## BEGIN Supplied records

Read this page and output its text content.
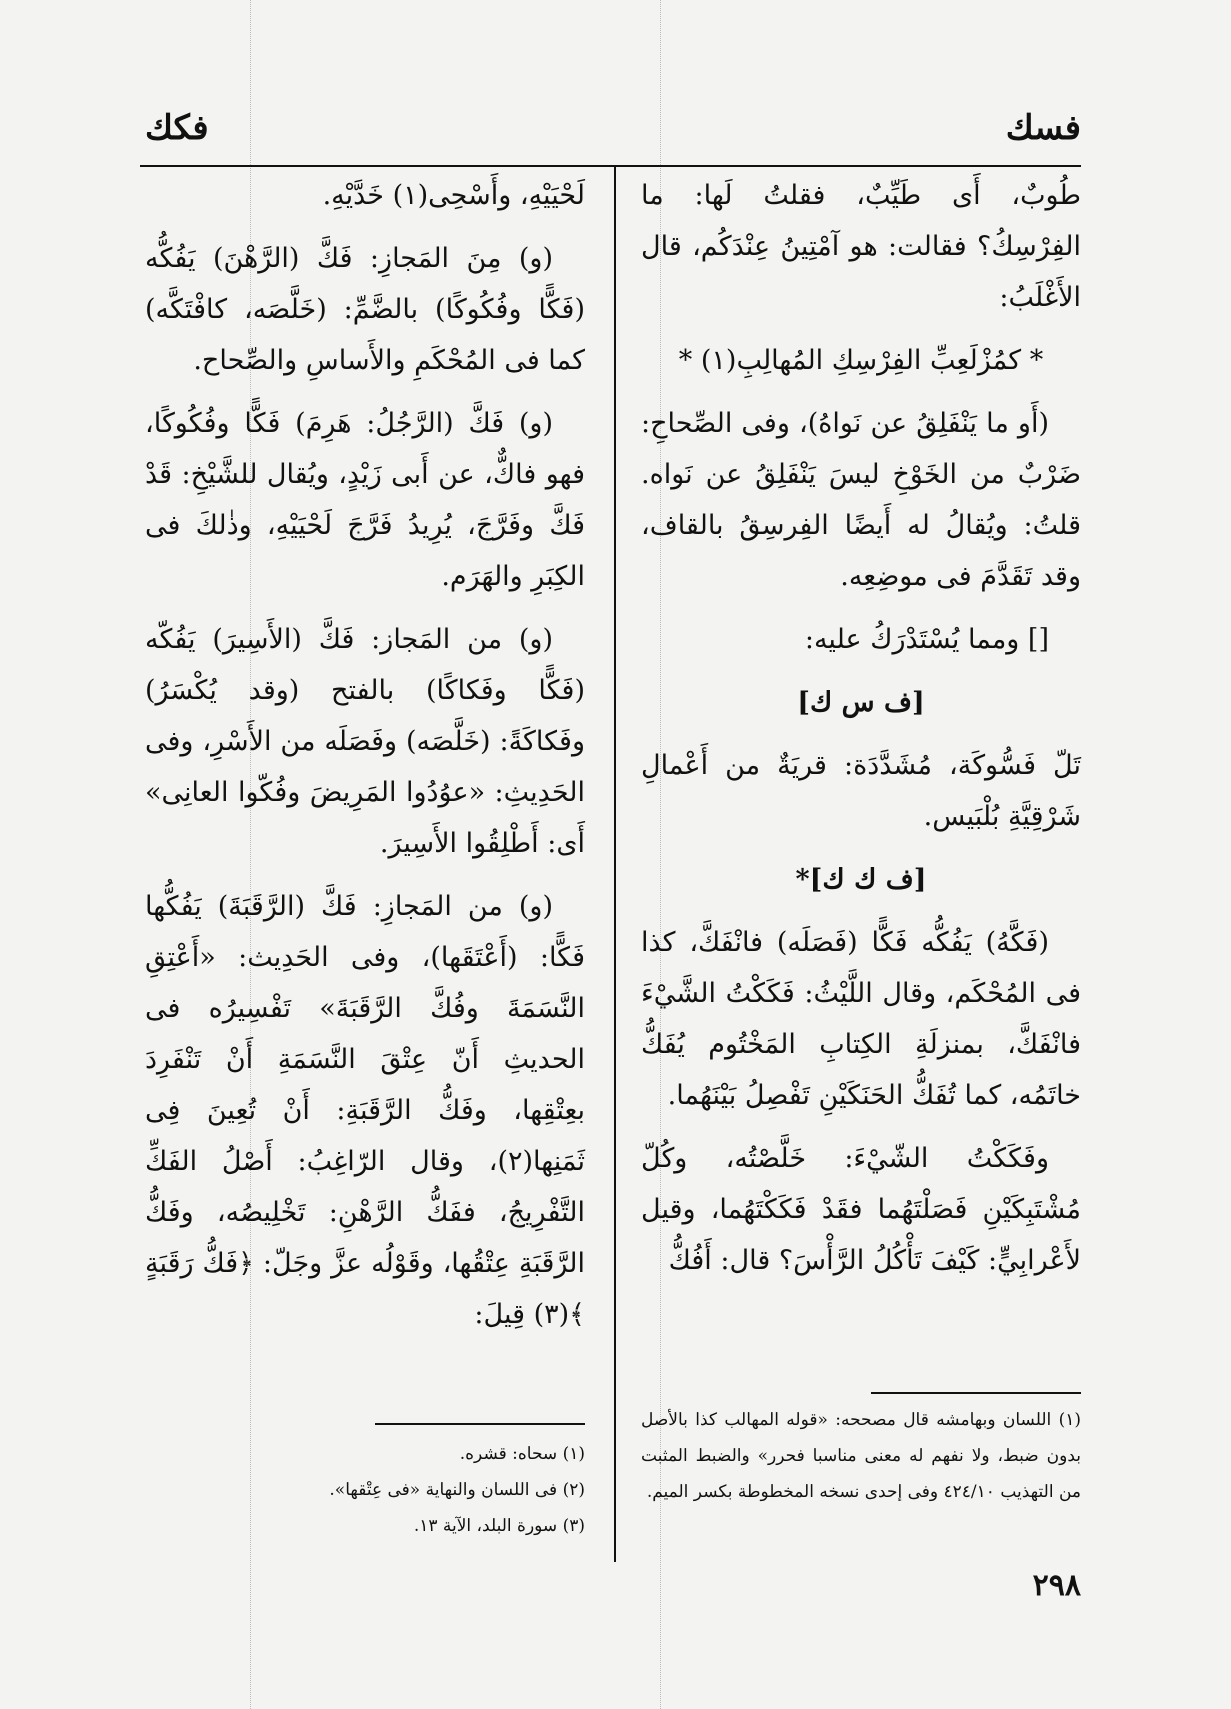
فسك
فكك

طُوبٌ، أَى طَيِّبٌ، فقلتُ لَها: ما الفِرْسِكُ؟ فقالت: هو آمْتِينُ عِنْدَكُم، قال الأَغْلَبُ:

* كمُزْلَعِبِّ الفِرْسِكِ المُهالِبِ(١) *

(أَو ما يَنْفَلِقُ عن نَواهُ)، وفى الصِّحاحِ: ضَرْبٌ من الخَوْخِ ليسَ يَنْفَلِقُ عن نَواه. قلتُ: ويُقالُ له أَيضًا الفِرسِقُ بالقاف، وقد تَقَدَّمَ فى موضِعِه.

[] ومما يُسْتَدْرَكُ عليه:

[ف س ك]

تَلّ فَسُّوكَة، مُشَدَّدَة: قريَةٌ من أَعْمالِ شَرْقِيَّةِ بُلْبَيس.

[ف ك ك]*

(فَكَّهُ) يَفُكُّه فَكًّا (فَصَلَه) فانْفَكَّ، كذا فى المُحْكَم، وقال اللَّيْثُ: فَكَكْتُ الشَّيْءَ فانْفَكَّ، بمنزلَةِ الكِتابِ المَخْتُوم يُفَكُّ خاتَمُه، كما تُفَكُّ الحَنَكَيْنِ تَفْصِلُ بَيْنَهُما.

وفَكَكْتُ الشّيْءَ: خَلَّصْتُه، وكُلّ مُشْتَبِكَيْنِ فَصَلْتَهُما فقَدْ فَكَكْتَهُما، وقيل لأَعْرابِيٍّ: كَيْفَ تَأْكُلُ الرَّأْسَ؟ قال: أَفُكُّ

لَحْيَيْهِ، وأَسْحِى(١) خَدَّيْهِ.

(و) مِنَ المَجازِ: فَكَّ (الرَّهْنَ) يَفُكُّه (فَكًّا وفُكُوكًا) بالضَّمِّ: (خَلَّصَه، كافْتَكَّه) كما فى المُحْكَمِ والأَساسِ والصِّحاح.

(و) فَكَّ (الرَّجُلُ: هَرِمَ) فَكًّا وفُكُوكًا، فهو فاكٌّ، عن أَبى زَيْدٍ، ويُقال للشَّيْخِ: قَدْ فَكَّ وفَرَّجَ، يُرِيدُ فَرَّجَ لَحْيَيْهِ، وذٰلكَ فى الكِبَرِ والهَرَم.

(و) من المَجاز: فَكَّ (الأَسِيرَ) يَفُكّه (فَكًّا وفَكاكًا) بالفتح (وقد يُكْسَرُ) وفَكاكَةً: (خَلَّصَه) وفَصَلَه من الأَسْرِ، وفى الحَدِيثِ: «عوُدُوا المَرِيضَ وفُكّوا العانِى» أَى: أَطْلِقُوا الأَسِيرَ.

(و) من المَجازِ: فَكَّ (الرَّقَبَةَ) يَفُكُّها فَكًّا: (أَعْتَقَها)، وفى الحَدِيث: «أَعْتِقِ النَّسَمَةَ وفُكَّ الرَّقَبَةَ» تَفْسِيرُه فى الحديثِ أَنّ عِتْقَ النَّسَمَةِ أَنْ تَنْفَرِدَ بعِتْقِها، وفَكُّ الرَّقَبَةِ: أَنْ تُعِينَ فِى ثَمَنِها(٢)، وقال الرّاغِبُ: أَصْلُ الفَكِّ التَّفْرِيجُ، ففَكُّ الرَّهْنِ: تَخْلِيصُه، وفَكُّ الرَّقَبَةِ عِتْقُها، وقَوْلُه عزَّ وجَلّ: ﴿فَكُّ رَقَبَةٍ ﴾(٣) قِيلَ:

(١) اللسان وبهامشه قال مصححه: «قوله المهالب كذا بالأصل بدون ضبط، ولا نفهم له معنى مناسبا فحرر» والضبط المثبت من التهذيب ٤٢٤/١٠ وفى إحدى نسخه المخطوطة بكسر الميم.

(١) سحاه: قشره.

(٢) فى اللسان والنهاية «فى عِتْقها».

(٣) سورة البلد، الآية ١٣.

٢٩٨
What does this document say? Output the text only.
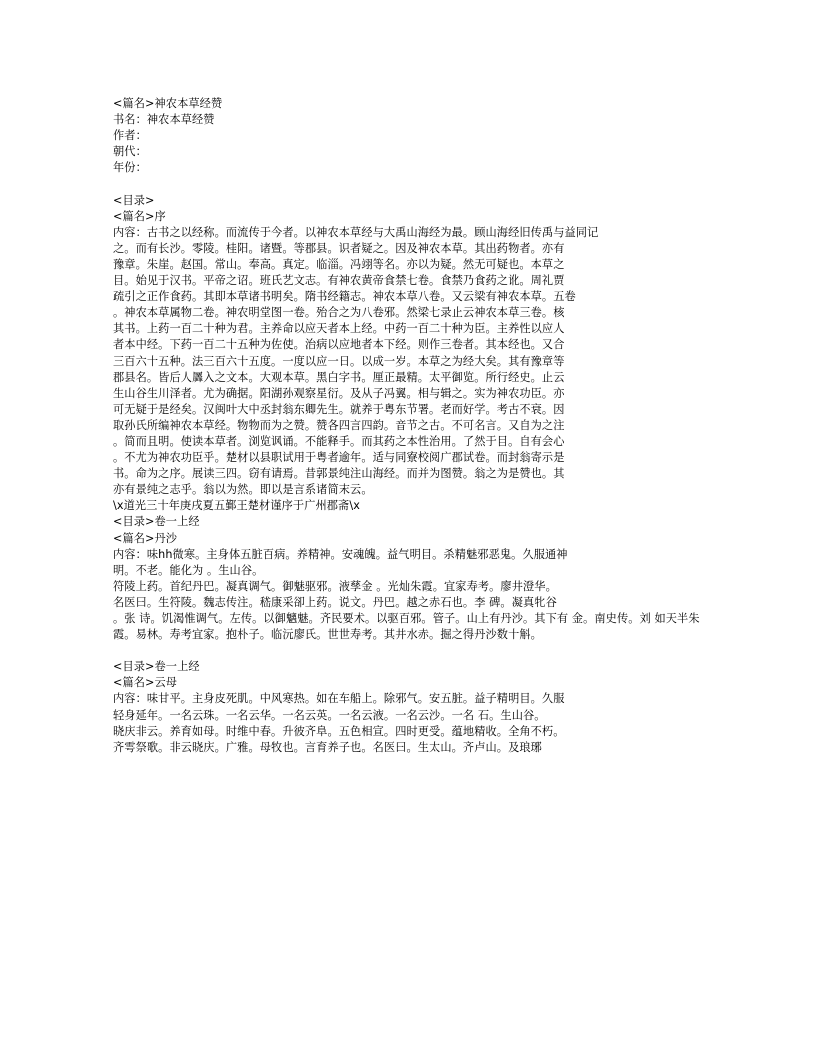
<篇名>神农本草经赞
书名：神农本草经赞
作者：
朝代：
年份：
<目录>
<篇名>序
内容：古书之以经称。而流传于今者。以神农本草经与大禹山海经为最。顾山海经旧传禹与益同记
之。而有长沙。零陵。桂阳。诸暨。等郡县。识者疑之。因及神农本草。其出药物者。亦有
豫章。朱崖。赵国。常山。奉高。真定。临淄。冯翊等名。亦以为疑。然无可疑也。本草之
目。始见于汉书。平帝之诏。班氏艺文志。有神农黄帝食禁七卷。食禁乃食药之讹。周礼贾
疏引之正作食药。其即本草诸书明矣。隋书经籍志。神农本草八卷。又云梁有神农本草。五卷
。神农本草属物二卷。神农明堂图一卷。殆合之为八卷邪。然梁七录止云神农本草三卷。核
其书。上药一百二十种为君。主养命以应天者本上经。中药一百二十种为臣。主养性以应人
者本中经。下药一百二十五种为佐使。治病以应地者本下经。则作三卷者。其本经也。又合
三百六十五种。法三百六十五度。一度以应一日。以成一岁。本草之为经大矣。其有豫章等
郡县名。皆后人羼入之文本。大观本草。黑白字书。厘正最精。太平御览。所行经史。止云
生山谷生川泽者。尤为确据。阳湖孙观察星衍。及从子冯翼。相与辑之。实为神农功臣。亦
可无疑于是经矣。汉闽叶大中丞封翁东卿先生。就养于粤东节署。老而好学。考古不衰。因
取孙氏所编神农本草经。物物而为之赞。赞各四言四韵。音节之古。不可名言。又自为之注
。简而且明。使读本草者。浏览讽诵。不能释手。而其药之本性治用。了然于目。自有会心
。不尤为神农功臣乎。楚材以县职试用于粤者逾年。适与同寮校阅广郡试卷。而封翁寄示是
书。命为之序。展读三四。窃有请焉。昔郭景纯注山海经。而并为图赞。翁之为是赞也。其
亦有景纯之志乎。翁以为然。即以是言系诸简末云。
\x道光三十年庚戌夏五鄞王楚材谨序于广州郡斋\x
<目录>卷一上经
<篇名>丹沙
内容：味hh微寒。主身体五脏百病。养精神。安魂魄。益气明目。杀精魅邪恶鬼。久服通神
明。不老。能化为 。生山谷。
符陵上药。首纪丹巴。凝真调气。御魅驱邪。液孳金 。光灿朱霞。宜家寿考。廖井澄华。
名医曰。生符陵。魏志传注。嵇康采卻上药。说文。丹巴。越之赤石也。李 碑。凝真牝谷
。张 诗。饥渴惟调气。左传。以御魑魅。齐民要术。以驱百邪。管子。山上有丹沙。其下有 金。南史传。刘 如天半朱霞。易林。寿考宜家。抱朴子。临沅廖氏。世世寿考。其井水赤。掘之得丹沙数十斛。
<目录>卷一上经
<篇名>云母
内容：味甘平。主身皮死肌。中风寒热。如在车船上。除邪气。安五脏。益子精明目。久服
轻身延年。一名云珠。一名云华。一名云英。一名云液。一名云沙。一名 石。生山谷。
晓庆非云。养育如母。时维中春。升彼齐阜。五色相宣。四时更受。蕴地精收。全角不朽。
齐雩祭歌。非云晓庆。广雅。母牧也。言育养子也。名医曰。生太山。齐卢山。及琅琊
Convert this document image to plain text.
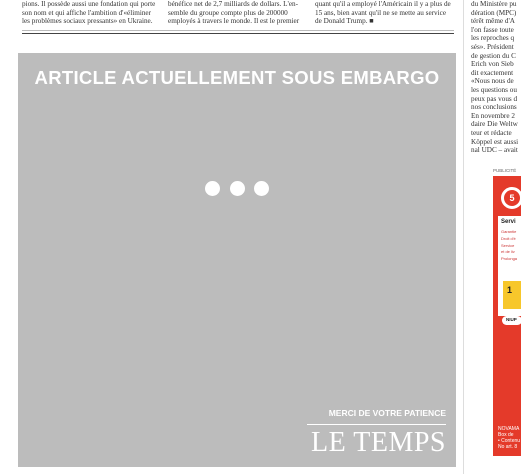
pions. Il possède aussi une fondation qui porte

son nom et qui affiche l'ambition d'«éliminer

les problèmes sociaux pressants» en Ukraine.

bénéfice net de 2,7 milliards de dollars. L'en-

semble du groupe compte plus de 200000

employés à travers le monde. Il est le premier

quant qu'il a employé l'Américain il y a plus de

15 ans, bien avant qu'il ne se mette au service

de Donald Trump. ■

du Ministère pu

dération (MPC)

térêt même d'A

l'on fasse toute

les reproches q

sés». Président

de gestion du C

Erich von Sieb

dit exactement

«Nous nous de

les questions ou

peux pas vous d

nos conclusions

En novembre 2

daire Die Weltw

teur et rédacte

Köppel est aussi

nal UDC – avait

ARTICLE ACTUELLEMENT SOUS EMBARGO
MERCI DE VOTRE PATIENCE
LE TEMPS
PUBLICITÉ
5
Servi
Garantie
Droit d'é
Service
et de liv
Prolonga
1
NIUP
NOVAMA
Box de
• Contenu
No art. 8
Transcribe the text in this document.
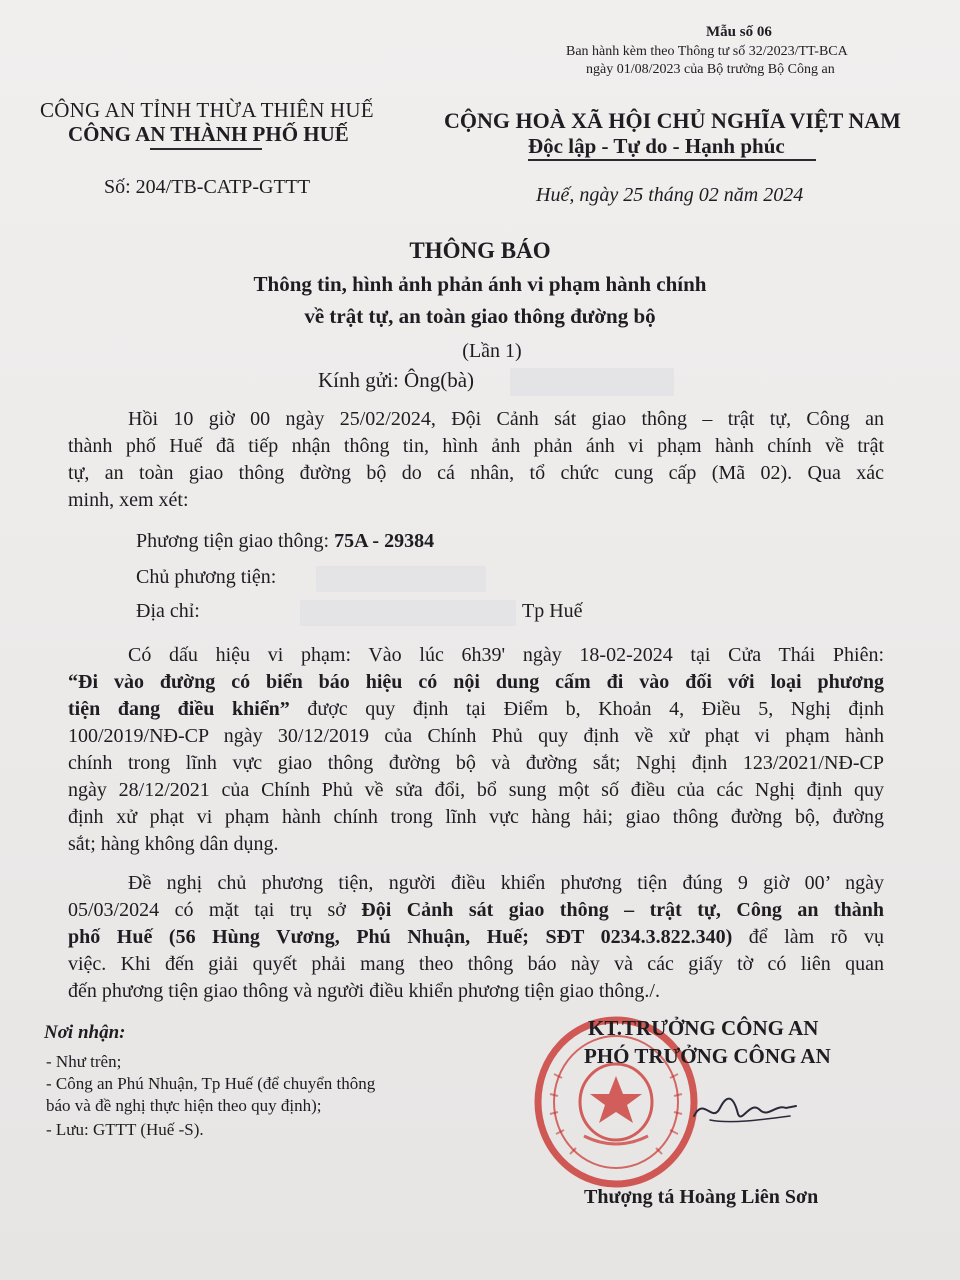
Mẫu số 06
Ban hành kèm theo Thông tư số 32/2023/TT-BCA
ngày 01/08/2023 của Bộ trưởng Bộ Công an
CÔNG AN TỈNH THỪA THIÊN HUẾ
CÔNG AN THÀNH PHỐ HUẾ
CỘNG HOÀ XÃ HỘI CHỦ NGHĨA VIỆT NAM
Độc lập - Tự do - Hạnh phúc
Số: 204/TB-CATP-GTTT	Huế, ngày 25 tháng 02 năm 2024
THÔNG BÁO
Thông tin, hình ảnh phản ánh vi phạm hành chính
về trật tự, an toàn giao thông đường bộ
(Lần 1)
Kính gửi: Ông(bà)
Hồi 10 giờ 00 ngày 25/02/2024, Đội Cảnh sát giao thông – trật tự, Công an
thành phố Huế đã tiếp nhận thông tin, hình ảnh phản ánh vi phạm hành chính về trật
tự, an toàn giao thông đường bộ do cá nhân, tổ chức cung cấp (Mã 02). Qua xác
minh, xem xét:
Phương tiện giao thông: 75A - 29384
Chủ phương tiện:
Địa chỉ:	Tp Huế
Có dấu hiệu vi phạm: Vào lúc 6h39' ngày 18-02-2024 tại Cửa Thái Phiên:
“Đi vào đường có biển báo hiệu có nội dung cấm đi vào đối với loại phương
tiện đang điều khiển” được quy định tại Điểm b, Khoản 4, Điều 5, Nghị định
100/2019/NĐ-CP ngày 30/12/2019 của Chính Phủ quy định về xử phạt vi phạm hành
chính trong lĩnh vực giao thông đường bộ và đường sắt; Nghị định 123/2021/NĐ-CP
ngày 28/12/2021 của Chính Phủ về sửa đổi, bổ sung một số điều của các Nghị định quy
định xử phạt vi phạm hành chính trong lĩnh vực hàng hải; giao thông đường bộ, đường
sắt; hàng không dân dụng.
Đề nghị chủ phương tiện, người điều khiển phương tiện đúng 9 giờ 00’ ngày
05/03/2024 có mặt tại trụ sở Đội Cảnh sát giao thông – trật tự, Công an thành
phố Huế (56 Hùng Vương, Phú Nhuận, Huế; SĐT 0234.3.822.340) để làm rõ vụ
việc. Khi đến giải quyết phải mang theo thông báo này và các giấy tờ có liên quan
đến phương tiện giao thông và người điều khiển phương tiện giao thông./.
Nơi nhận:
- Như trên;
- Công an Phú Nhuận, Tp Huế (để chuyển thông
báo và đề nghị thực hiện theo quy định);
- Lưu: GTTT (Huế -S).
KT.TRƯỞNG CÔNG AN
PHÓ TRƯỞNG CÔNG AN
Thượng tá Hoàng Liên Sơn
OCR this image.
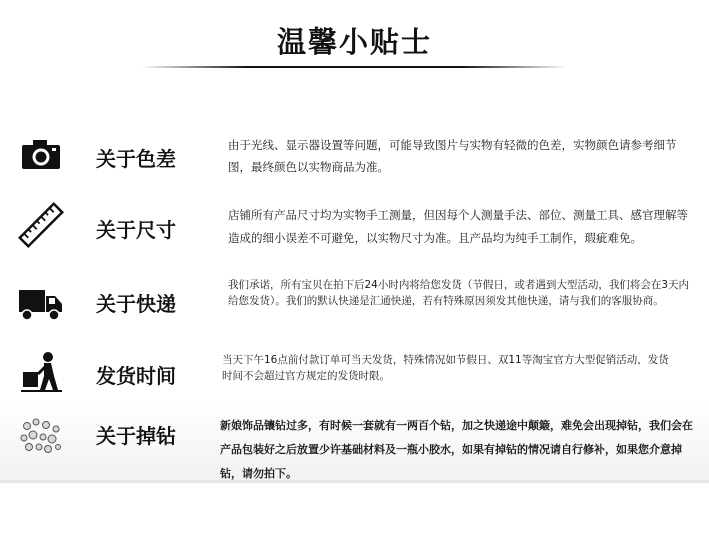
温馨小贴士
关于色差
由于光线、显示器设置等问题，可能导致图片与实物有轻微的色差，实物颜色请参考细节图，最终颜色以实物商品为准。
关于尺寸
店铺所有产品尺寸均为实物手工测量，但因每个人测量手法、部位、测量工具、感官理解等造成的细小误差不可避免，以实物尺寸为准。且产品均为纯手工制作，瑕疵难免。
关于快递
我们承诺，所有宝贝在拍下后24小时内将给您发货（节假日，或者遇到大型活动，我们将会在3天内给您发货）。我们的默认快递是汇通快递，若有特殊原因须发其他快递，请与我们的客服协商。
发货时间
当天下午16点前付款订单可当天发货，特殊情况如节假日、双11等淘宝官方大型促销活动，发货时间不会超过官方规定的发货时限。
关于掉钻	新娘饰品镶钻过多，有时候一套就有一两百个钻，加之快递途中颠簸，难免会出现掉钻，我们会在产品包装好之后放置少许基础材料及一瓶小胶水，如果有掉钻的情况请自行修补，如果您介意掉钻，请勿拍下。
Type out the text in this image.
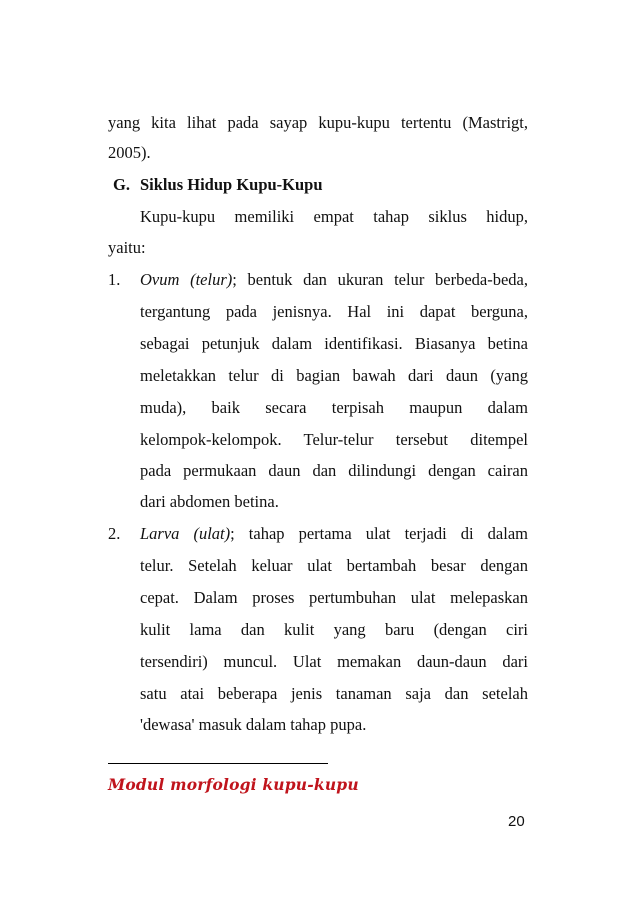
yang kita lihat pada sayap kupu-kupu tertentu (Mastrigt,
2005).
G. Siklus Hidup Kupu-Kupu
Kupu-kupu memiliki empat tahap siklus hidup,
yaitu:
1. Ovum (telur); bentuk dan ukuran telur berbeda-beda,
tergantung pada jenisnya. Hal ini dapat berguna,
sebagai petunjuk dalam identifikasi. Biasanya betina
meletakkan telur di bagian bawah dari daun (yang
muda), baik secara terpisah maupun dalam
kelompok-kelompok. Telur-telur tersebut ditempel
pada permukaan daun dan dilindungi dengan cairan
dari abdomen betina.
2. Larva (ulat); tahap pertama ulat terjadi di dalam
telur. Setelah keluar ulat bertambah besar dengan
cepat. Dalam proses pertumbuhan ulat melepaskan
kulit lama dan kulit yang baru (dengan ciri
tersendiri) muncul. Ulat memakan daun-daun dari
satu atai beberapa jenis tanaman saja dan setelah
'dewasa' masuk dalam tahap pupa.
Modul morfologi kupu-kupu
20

## END Supplied records

• Task instructions: Of all the lines in the listing above, how many include "trật"? Write only the number.

• Output for this task: 4